WRITTEN TASK =>
Below is a block of records; repeat each one exactly.

THE RECORDS =>

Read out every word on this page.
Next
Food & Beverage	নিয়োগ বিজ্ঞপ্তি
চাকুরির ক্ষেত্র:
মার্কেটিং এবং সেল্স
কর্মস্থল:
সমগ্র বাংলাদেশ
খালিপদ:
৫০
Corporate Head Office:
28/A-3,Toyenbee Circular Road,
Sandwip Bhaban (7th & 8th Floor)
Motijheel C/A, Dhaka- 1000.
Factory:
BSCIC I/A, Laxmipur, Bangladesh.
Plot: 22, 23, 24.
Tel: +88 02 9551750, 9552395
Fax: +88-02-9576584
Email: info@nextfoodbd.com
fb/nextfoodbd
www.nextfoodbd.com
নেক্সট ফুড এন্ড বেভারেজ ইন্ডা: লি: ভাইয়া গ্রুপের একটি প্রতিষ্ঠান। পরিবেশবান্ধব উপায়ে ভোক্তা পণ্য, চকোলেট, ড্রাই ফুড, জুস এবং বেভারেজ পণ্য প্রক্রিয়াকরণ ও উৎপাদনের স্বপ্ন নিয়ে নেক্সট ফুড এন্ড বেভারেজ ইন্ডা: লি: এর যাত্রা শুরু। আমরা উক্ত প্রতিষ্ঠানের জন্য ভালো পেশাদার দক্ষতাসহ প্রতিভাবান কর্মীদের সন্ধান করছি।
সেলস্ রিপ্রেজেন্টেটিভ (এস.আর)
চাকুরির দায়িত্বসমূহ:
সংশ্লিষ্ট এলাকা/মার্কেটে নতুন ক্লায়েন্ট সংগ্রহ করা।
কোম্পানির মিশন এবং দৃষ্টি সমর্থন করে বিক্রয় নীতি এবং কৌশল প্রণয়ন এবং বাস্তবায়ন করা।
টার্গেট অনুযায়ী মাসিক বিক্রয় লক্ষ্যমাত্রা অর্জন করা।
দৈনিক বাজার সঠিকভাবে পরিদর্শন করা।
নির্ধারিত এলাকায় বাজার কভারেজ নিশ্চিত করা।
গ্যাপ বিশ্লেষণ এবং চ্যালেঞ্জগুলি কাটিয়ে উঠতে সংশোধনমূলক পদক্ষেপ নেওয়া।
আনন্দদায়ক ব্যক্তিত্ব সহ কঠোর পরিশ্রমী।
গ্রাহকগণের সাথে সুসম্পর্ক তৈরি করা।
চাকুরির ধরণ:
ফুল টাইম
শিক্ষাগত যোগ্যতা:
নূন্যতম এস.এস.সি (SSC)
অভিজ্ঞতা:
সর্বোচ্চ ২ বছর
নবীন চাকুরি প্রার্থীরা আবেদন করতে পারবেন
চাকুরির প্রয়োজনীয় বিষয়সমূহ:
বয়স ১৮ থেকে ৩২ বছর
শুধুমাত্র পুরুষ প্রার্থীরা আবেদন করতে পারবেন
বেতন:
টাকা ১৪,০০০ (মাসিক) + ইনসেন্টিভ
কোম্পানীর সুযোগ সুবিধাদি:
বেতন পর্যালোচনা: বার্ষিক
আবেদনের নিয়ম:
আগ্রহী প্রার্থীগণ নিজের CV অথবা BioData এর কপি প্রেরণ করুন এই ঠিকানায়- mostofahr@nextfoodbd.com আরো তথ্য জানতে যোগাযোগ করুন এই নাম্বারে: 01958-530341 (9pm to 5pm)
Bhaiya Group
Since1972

PROBLEM SOLUTION =>
Read out every word on this page.
Next
Food & Beverage	নিয়োগ বিজ্ঞপ্তি
চাকুরির ক্ষেত্র:
মার্কেটিং এবং সেল্স
কর্মস্থল:
সমগ্র বাংলাদেশ
খালিপদ:
৫০
Corporate Head Office:
28/A-3,Toyenbee Circular Road,
Sandwip Bhaban (7th & 8th Floor)
Motijheel C/A, Dhaka- 1000.
Factory:
BSCIC I/A, Laxmipur, Bangladesh.
Plot: 22, 23, 24.
Tel: +88 02 9551750, 9552395
Fax: +88-02-9576584
Email: info@nextfoodbd.com
fb/nextfoodbd
www.nextfoodbd.com
নেক্সট ফুড এন্ড বেভারেজ ইন্ডা: লি: ভাইয়া গ্রুপের একটি প্রতিষ্ঠান। পরিবেশবান্ধব উপায়ে ভোক্তা পণ্য, চকোলেট, ড্রাই ফুড, জুস এবং বেভারেজ পণ্য প্রক্রিয়াকরণ ও উৎপাদনের স্বপ্ন নিয়ে নেক্সট ফুড এন্ড বেভারেজ ইন্ডা: লি: এর যাত্রা শুরু। আমরা উক্ত প্রতিষ্ঠানের জন্য ভালো পেশাদার দক্ষতাসহ প্রতিভাবান কর্মীদের সন্ধান করছি।
সেলস্ রিপ্রেজেন্টেটিভ (এস.আর)
চাকুরির দায়িত্বসমূহ:
সংশ্লিষ্ট এলাকা/মার্কেটে নতুন ক্লায়েন্ট সংগ্রহ করা।
কোম্পানির মিশন এবং দৃষ্টি সমর্থন করে বিক্রয় নীতি এবং কৌশল প্রণয়ন এবং বাস্তবায়ন করা।
টার্গেট অনুযায়ী মাসিক বিক্রয় লক্ষ্যমাত্রা অর্জন করা।
দৈনিক বাজার সঠিকভাবে পরিদর্শন করা।
নির্ধারিত এলাকায় বাজার কভারেজ নিশ্চিত করা।
গ্যাপ বিশ্লেষণ এবং চ্যালেঞ্জগুলি কাটিয়ে উঠতে সংশোধনমূলক পদক্ষেপ নেওয়া।
আনন্দদায়ক ব্যক্তিত্ব সহ কঠোর পরিশ্রমী।
গ্রাহকগণের সাথে সুসম্পর্ক তৈরি করা।
চাকুরির ধরণ:
ফুল টাইম
শিক্ষাগত যোগ্যতা:
নূন্যতম এস.এস.সি (SSC)
অভিজ্ঞতা:
সর্বোচ্চ ২ বছর
নবীন চাকুরি প্রার্থীরা আবেদন করতে পারবেন
চাকুরির প্রয়োজনীয় বিষয়সমূহ:
বয়স ১৮ থেকে ৩২ বছর
শুধুমাত্র পুরুষ প্রার্থীরা আবেদন করতে পারবেন
বেতন:
টাকা ১৪,০০০ (মাসিক) + ইনসেন্টিভ
কোম্পানীর সুযোগ সুবিধাদি:
বেতন পর্যালোচনা: বার্ষিক
আবেদনের নিয়ম:
আগ্রহী প্রার্থীগণ নিজের CV অথবা BioData এর কপি প্রেরণ করুন এই ঠিকানায়- mostofahr@nextfoodbd.com আরো তথ্য জানতে যোগাযোগ করুন এই নাম্বারে: 01958-530341 (9pm to 5pm)
Bhaiya Group
Since1972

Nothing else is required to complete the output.